**SHORT EXERCISE:** From the line containing "Output the text content of this document." through the last line of the data, return those lines exactly as written and nothing more.

**MATERIAL SUPPLIED:**
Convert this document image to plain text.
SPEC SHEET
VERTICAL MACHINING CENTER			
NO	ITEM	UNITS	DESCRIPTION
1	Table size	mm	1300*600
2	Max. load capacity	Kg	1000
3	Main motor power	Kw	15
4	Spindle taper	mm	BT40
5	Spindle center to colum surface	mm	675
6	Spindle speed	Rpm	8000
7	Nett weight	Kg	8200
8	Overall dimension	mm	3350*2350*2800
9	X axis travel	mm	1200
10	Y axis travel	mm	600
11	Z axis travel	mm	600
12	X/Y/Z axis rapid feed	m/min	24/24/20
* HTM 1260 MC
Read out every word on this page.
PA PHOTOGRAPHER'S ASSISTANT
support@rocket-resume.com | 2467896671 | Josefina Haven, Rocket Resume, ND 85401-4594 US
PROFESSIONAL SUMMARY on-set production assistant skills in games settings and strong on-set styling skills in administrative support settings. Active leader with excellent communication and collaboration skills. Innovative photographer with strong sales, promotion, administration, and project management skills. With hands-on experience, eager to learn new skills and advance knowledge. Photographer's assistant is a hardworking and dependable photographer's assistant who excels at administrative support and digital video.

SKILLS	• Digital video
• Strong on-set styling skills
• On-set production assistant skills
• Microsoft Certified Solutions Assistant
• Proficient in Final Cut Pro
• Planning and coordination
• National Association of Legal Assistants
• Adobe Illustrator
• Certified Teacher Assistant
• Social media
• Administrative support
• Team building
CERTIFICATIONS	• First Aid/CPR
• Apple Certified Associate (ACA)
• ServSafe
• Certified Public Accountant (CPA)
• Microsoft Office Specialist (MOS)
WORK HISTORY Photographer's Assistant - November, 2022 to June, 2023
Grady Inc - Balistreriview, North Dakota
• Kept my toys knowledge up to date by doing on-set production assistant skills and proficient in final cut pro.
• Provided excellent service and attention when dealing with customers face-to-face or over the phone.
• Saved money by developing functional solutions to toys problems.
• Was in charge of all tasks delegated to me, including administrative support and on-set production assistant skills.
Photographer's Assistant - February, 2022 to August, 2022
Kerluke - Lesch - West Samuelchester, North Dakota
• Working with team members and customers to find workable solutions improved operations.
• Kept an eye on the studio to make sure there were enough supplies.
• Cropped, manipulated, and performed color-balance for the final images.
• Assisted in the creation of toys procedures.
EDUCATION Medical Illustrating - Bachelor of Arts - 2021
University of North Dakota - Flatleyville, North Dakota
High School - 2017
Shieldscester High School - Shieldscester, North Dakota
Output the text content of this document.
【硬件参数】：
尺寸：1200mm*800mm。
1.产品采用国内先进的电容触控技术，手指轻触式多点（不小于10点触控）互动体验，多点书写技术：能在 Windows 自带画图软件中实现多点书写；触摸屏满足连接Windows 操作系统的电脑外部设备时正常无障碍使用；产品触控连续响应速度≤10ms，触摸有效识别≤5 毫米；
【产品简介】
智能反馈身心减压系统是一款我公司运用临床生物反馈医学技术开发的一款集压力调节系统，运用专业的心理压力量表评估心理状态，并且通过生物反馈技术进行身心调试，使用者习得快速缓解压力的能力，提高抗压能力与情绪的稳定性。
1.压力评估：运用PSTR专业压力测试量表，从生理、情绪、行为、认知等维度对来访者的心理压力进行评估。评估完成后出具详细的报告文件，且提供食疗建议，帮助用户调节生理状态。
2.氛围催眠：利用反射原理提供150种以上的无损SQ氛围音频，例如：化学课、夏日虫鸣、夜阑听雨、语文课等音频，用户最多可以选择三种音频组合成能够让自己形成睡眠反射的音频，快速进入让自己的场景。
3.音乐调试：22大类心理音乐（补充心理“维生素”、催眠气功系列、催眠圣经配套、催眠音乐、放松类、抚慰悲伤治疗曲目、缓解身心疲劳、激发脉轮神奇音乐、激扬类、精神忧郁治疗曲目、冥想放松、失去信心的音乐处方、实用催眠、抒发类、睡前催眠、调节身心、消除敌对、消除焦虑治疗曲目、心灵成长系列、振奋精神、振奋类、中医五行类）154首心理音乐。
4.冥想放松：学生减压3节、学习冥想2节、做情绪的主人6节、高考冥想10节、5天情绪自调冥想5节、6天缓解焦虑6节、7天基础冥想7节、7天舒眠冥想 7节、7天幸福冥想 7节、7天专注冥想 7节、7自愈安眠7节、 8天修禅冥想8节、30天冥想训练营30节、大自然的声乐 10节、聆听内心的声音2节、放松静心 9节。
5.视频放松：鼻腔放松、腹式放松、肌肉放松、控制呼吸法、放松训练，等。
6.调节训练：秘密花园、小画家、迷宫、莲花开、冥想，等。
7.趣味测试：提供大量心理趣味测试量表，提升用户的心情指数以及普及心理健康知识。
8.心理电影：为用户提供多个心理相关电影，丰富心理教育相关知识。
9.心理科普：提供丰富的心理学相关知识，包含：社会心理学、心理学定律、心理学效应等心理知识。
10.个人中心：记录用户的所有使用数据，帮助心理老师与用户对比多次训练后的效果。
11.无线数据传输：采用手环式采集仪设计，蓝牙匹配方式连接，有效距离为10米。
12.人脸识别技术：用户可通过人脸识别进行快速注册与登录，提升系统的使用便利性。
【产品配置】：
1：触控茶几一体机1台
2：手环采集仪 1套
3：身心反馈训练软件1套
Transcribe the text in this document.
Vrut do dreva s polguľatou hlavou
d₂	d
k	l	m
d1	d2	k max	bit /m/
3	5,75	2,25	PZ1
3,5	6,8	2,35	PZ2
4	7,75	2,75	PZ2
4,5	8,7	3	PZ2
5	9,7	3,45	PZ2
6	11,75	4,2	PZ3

**WRITTEN ANSWER:**
Output the text content of this document.
【硬件参数】：
尺寸：1200mm*800mm。
1.产品采用国内先进的电容触控技术，手指轻触式多点（不小于10点触控）互动体验，多点书写技术：能在 Windows 自带画图软件中实现多点书写；触摸屏满足连接Windows 操作系统的电脑外部设备时正常无障碍使用；产品触控连续响应速度≤10ms，触摸有效识别≤5 毫米；
【产品简介】
智能反馈身心减压系统是一款我公司运用临床生物反馈医学技术开发的一款集压力调节系统，运用专业的心理压力量表评估心理状态，并且通过生物反馈技术进行身心调试，使用者习得快速缓解压力的能力，提高抗压能力与情绪的稳定性。
1.压力评估：运用PSTR专业压力测试量表，从生理、情绪、行为、认知等维度对来访者的心理压力进行评估。评估完成后出具详细的报告文件，且提供食疗建议，帮助用户调节生理状态。
2.氛围催眠：利用反射原理提供150种以上的无损SQ氛围音频，例如：化学课、夏日虫鸣、夜阑听雨、语文课等音频，用户最多可以选择三种音频组合成能够让自己形成睡眠反射的音频，快速进入让自己的场景。
3.音乐调试：22大类心理音乐（补充心理“维生素”、催眠气功系列、催眠圣经配套、催眠音乐、放松类、抚慰悲伤治疗曲目、缓解身心疲劳、激发脉轮神奇音乐、激扬类、精神忧郁治疗曲目、冥想放松、失去信心的音乐处方、实用催眠、抒发类、睡前催眠、调节身心、消除敌对、消除焦虑治疗曲目、心灵成长系列、振奋精神、振奋类、中医五行类）154首心理音乐。
4.冥想放松：学生减压3节、学习冥想2节、做情绪的主人6节、高考冥想10节、5天情绪自调冥想5节、6天缓解焦虑6节、7天基础冥想7节、7天舒眠冥想 7节、7天幸福冥想 7节、7天专注冥想 7节、7自愈安眠7节、 8天修禅冥想8节、30天冥想训练营30节、大自然的声乐 10节、聆听内心的声音2节、放松静心 9节。
5.视频放松：鼻腔放松、腹式放松、肌肉放松、控制呼吸法、放松训练，等。
6.调节训练：秘密花园、小画家、迷宫、莲花开、冥想，等。
7.趣味测试：提供大量心理趣味测试量表，提升用户的心情指数以及普及心理健康知识。
8.心理电影：为用户提供多个心理相关电影，丰富心理教育相关知识。
9.心理科普：提供丰富的心理学相关知识，包含：社会心理学、心理学定律、心理学效应等心理知识。
10.个人中心：记录用户的所有使用数据，帮助心理老师与用户对比多次训练后的效果。
11.无线数据传输：采用手环式采集仪设计，蓝牙匹配方式连接，有效距离为10米。
12.人脸识别技术：用户可通过人脸识别进行快速注册与登录，提升系统的使用便利性。
【产品配置】：
1：触控茶几一体机1台
2：手环采集仪 1套
3：身心反馈训练软件1套
Transcribe the text in this document.
Vrut do dreva s polguľatou hlavou
d₂	d
k	l	m
d1	d2	k max	bit /m/
3	5,75	2,25	PZ1
3,5	6,8	2,35	PZ2
4	7,75	2,75	PZ2
4,5	8,7	3	PZ2
5	9,7	3,45	PZ2
6	11,75	4,2	PZ3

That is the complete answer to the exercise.